India’s domestic policy on climate and environmental action includes protecting regional glaciers, greening the railway system, reducing single-use plastic and producing clean cooking fuel etc. Are they implemented? The government’s response is known by the below interviews.
Prime Minister Narendra Modi was interviewed by school students sometime back. Answering to a student’s question on climate change he replied, “The people of 70, 80, 85 or 90 years of age used to say in winter that it is colder this year than ever before. Actually, it is not any colder. Their capacity to tolerate cold has reduced due to aging. In the same manner, the climate has not changed. We have changed.”
A few days ago, a reporter asked Jyotiraditya Scindia about the heatwave. He took an onion from his kurta pocket and said, “You must always remember Mausumi, that you do not have to worry about the heat as long as you have this onion.”
I leave it to the readers to decide whether the Prime Minister and the Minister of Communications gave the right and responsible answers.

Document layout detection data
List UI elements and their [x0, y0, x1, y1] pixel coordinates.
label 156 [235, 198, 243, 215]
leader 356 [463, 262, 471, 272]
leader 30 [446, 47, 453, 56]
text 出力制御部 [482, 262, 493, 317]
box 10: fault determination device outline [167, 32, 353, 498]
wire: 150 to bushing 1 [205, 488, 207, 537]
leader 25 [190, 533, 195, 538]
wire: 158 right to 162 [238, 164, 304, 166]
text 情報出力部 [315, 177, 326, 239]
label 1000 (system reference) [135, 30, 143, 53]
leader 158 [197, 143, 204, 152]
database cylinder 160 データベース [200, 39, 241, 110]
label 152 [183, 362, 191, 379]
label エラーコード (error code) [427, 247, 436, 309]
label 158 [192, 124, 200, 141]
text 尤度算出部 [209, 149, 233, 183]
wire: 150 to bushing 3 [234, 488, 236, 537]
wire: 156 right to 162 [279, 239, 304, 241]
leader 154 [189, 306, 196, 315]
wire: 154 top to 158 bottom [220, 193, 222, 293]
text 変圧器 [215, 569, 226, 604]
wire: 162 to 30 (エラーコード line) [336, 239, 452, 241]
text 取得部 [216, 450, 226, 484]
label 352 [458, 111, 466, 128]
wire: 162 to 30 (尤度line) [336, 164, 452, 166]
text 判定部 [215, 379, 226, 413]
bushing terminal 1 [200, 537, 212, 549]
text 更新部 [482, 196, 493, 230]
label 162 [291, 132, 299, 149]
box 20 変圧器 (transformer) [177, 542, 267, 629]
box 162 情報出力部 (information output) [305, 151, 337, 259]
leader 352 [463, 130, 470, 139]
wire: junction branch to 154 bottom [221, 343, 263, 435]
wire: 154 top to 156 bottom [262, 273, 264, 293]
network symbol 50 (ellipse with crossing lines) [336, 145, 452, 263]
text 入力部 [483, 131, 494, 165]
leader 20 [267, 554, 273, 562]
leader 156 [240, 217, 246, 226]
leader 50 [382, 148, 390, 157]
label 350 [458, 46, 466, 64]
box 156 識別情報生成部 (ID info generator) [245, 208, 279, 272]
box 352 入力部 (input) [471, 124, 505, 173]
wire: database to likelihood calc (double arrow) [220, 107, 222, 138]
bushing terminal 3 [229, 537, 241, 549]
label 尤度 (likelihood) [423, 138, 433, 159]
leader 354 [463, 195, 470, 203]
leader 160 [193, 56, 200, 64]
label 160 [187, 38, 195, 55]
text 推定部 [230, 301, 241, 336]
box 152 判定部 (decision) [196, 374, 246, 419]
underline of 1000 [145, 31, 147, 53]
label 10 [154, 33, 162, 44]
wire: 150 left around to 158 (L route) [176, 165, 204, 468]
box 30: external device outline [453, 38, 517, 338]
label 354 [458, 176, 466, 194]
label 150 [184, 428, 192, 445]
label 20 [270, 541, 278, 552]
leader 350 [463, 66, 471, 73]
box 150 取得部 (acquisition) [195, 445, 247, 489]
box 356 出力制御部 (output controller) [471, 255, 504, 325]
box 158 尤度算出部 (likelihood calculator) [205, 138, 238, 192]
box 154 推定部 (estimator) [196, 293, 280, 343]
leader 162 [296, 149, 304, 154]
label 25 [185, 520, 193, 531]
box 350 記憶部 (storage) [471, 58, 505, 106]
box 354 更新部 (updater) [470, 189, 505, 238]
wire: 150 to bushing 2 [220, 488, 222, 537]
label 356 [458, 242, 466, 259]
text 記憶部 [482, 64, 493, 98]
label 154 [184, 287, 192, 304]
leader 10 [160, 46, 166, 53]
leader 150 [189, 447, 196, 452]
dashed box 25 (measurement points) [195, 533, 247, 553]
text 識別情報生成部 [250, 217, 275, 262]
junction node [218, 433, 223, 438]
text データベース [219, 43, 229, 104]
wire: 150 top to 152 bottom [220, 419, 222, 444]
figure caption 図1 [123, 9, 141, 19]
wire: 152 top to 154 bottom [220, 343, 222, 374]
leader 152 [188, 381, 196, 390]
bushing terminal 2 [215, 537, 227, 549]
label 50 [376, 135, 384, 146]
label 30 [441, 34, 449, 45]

> _What you need to do_:
1) Can you rewrite the paragraph beginning "Prime Minister Narendra Modi was interviewed" from the passage on India's climate policy more briefly, keeping its main facts?
2) Reproduce the part of the passage on India's climate policy starting at "India’s domestic policy" and ending at "the below interviews.".
3) How would you translate this sentence from the passage on India's climate policy into Spanish: "I leave it to the readers to decide whether the Prime Minister and the Minister of Communications gave the right and responsible answers."

> _Results for the exercise_:
1) Asked about climate change by a school student, Prime Minister Narendra Modi said that elderly people claim each winter is colder only because aging has reduced their tolerance for cold. In the same way, he said, the climate has not changed; people have.

2)
India’s domestic policy on climate and environmental action includes protecting regional glaciers, greening the railway system, reducing single-use plastic and producing clean cooking fuel etc. Are they implemented? The government’s response is known by the below interviews.

3) Dejo a los lectores que decidan si el Primer Ministro y el Ministro de Comunicaciones dieron las respuestas correctas y responsables.